Requirements> Restate all the material verbatim, except for the pictures.
⟨
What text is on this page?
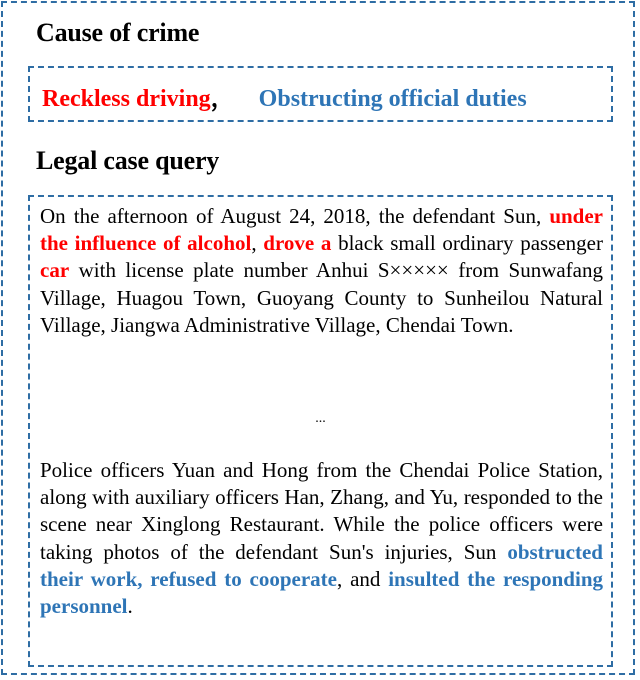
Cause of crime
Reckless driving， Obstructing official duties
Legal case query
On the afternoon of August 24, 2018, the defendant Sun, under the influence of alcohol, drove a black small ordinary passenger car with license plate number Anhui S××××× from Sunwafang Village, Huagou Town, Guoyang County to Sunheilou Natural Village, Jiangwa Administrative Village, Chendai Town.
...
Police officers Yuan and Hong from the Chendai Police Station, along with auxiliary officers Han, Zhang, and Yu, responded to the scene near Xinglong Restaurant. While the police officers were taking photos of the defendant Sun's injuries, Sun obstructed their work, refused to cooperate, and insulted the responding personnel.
⟩
Answer in full>
What text is on this page?
Cause of crime
Reckless driving， Obstructing official duties
Legal case query
On the afternoon of August 24, 2018, the defendant Sun, under the influence of alcohol, drove a black small ordinary passenger car with license plate number Anhui S××××× from Sunwafang Village, Huagou Town, Guoyang County to Sunheilou Natural Village, Jiangwa Administrative Village, Chendai Town.
...
Police officers Yuan and Hong from the Chendai Police Station, along with auxiliary officers Han, Zhang, and Yu, responded to the scene near Xinglong Restaurant. While the police officers were taking photos of the defendant Sun's injuries, Sun obstructed their work, refused to cooperate, and insulted the responding personnel.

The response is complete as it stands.